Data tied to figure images
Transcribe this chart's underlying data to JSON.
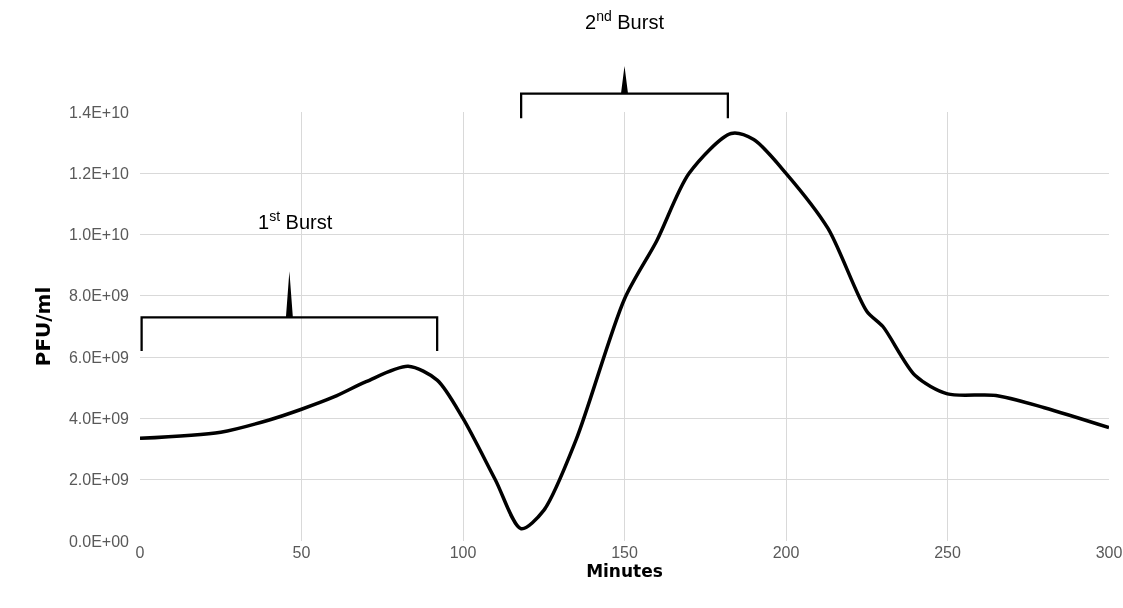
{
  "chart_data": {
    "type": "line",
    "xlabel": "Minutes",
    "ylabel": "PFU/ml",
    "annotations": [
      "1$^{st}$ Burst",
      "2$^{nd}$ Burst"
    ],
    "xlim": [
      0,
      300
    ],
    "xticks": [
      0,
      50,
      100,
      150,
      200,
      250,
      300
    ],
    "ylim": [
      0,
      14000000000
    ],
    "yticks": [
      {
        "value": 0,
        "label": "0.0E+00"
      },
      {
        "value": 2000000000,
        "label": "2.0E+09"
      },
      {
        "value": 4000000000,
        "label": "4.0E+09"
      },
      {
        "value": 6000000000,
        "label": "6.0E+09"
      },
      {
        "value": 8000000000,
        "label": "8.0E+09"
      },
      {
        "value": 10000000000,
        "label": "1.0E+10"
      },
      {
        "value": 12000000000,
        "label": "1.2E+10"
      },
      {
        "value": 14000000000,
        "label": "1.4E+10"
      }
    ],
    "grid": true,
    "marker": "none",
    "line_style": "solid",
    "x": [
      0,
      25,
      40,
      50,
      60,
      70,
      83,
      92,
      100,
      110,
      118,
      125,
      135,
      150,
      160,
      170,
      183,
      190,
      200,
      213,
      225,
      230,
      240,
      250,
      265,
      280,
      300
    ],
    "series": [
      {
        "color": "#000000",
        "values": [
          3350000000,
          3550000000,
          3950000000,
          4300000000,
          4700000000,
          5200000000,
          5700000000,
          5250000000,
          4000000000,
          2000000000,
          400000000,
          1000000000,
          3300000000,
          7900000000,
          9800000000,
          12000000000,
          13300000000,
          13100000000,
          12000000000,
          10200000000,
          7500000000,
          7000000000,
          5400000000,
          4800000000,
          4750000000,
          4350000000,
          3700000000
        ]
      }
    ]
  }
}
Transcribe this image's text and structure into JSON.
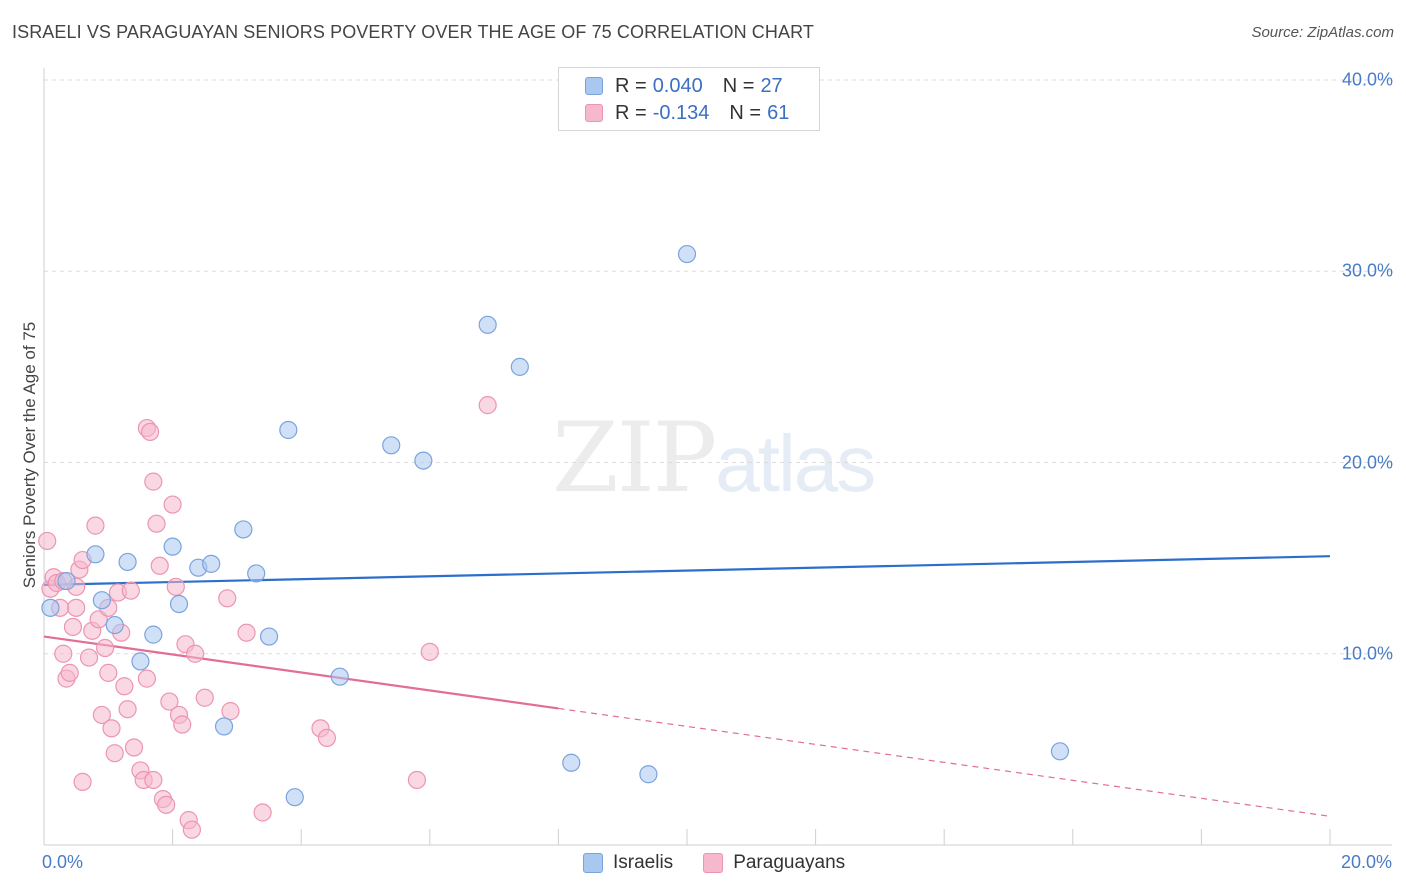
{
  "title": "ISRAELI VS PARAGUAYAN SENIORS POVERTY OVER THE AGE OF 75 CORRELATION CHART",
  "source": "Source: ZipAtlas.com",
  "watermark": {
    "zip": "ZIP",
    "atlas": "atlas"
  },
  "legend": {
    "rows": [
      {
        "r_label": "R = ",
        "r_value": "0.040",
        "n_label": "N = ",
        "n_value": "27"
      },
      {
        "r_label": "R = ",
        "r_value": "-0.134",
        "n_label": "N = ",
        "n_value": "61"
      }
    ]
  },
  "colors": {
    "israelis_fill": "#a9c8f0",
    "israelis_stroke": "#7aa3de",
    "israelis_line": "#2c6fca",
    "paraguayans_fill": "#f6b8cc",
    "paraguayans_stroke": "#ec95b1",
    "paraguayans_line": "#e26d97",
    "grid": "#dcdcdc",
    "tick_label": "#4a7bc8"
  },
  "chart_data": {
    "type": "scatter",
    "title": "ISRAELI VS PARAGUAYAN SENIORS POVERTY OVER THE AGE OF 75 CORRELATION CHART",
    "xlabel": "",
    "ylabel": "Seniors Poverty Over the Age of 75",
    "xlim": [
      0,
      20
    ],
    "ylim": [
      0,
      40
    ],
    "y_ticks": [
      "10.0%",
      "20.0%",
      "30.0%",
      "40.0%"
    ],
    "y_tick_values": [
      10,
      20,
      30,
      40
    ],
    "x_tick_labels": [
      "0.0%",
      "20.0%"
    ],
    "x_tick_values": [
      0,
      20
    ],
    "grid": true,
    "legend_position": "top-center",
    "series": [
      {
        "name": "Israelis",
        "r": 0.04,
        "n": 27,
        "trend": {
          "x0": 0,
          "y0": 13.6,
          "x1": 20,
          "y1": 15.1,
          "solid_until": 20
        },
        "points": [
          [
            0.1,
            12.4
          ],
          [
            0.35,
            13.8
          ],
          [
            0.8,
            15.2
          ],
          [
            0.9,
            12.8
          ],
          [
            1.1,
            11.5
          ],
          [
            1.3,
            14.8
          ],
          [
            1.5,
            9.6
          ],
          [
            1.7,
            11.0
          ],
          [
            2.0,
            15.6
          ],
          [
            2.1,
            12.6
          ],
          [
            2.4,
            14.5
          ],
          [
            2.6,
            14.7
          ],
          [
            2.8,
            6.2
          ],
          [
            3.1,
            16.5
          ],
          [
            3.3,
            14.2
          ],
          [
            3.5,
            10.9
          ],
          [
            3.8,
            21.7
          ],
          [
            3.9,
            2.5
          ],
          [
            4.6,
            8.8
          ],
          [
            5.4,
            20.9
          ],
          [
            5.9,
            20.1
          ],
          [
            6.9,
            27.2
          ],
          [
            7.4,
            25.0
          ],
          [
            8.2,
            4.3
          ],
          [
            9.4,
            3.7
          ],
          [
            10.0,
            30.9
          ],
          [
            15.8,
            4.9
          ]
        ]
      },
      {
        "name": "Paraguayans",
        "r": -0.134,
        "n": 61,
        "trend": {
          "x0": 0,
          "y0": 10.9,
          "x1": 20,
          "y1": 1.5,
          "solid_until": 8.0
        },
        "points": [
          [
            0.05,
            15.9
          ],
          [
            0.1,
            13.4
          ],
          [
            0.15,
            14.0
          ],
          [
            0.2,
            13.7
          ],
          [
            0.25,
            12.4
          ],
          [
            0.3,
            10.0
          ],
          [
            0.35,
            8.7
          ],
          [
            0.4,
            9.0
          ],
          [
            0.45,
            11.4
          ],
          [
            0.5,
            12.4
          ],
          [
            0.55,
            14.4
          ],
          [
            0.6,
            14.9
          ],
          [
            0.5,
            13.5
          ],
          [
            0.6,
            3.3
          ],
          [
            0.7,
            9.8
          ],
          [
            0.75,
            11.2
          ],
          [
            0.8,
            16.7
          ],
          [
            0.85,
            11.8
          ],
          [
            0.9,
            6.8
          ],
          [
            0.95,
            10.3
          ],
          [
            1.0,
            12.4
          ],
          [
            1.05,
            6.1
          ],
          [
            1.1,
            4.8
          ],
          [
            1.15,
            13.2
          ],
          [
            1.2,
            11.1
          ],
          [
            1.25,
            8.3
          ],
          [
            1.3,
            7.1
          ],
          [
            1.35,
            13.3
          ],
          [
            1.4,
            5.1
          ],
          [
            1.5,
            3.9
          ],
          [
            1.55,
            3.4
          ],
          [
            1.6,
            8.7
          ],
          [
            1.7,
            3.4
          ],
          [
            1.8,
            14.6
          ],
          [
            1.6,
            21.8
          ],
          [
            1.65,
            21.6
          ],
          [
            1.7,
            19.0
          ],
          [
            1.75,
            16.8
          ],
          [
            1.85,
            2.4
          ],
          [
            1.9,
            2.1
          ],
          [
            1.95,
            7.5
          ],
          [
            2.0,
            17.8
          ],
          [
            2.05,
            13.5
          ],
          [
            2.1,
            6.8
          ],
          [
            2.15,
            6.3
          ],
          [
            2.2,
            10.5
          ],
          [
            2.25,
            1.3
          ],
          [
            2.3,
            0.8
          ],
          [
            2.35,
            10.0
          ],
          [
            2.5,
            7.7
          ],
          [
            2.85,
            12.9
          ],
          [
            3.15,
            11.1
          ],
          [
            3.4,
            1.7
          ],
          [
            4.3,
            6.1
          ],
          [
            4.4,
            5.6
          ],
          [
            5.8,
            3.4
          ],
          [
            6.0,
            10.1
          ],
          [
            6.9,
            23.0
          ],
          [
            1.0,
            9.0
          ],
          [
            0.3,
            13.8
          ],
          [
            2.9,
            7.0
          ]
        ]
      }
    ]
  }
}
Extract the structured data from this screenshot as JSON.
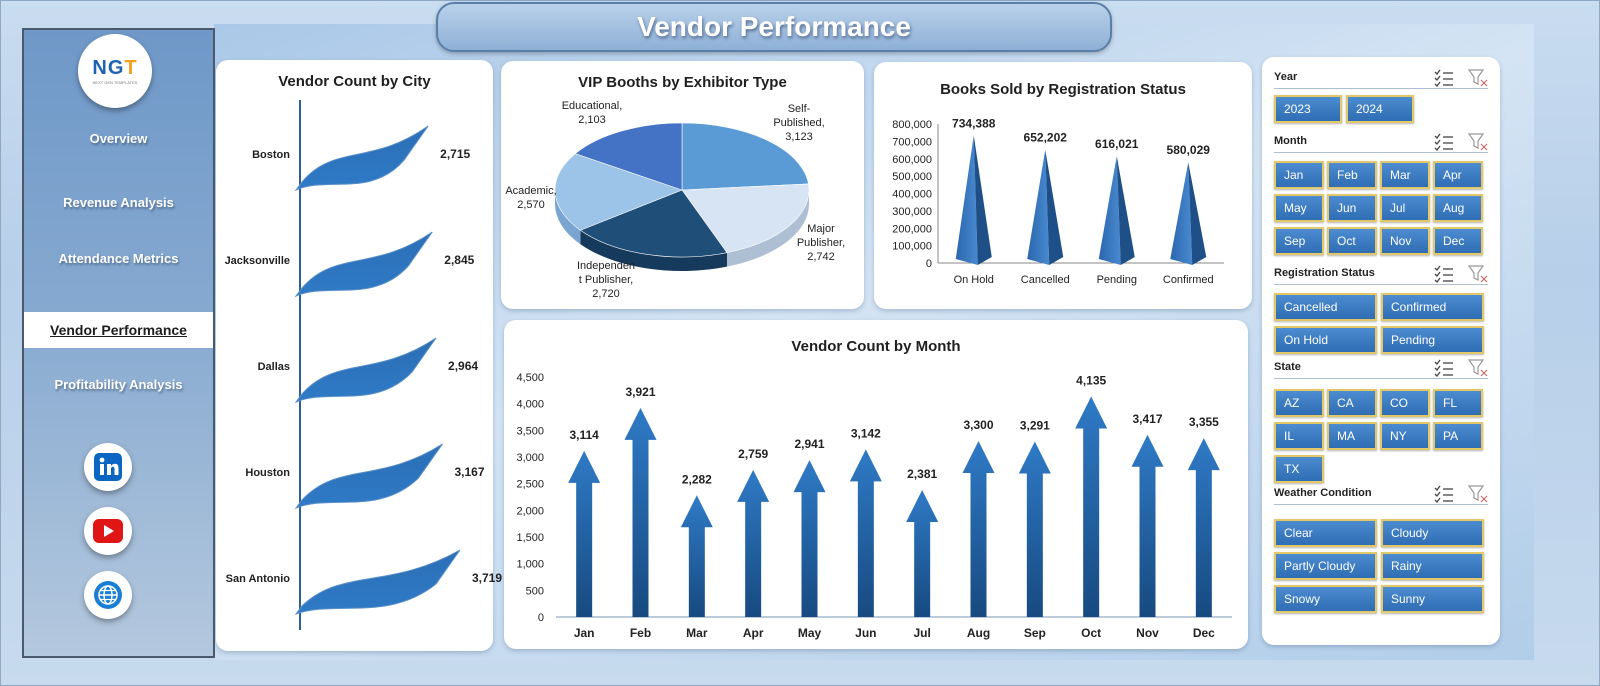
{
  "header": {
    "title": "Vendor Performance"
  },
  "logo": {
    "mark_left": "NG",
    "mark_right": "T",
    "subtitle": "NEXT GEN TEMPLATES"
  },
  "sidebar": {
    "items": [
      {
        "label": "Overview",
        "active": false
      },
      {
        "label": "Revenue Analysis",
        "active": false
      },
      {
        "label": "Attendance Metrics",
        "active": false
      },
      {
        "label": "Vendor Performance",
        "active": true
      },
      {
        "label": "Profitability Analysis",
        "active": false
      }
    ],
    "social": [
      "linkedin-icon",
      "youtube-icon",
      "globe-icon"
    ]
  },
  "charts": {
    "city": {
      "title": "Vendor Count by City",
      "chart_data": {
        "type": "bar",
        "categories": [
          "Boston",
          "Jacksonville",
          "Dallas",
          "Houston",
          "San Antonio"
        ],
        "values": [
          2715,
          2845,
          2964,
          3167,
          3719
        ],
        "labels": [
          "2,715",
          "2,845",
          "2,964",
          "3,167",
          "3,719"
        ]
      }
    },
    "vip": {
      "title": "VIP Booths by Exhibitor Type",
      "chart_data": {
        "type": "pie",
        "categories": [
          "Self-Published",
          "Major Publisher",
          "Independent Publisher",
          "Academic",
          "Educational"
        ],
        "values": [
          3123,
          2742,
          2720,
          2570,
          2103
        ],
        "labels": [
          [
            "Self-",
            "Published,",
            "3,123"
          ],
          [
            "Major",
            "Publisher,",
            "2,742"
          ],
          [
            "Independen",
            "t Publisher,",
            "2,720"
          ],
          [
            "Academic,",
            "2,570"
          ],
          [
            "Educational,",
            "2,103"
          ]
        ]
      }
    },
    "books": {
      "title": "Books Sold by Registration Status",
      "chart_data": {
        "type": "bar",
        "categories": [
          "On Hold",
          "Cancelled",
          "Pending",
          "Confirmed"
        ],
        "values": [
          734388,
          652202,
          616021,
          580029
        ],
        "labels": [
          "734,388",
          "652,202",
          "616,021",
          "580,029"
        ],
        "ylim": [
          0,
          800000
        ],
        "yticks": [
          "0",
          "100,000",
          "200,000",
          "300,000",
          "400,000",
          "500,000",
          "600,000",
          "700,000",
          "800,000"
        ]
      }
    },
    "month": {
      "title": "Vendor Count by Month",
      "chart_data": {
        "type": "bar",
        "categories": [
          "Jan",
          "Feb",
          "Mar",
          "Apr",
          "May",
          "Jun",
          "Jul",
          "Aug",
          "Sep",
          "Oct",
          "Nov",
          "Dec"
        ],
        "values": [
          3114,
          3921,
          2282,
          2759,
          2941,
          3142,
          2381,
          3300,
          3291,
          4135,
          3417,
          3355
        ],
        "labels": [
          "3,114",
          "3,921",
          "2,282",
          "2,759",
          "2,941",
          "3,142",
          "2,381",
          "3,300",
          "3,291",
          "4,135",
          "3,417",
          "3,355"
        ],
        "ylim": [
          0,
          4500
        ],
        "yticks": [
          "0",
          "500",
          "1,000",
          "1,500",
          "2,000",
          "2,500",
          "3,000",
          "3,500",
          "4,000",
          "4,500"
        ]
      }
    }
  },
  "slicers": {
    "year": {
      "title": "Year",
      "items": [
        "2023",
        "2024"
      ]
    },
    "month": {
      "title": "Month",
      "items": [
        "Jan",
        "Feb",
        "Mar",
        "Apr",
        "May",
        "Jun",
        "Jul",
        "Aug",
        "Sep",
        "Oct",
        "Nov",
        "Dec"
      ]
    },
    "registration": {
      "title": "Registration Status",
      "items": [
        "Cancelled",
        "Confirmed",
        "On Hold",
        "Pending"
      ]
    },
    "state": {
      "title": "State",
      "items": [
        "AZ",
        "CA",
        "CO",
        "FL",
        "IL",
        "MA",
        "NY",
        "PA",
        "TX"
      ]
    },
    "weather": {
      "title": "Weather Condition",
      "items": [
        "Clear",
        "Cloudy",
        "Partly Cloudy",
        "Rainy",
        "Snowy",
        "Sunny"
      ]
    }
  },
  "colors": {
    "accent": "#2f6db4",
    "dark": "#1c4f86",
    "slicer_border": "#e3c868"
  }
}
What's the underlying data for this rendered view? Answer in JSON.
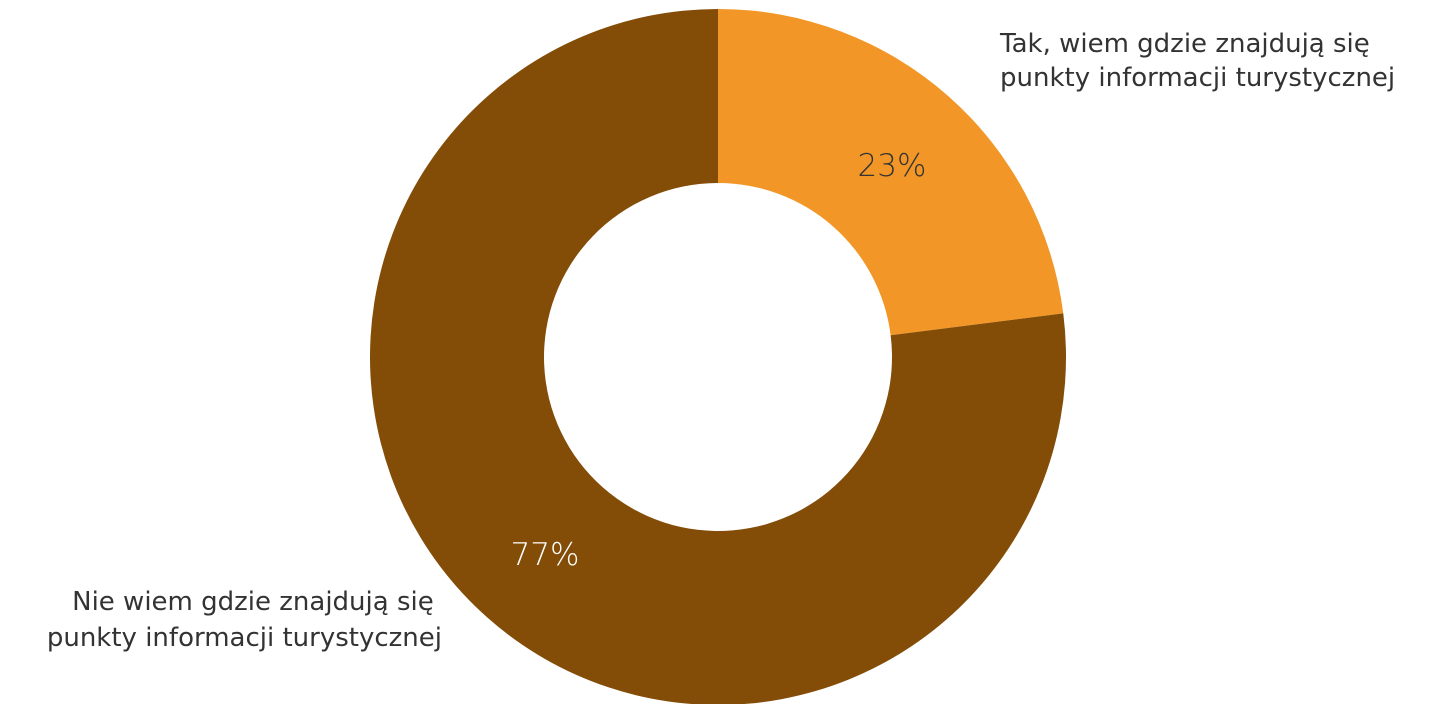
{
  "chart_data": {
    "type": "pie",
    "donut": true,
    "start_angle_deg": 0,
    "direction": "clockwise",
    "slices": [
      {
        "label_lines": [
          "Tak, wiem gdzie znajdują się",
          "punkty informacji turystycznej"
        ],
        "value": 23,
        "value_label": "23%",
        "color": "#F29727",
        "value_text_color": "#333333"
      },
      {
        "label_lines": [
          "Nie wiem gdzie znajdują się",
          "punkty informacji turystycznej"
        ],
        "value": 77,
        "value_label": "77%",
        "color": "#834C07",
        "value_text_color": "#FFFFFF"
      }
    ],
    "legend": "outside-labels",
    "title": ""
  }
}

* WHAT TO WORK ON *
Scan the material line by line and report each one that contains "Publisher".

* TASK ANSWER *
          "Major Publisher",
          "Independent Publisher",
            "Publisher,",
            "t Publisher,",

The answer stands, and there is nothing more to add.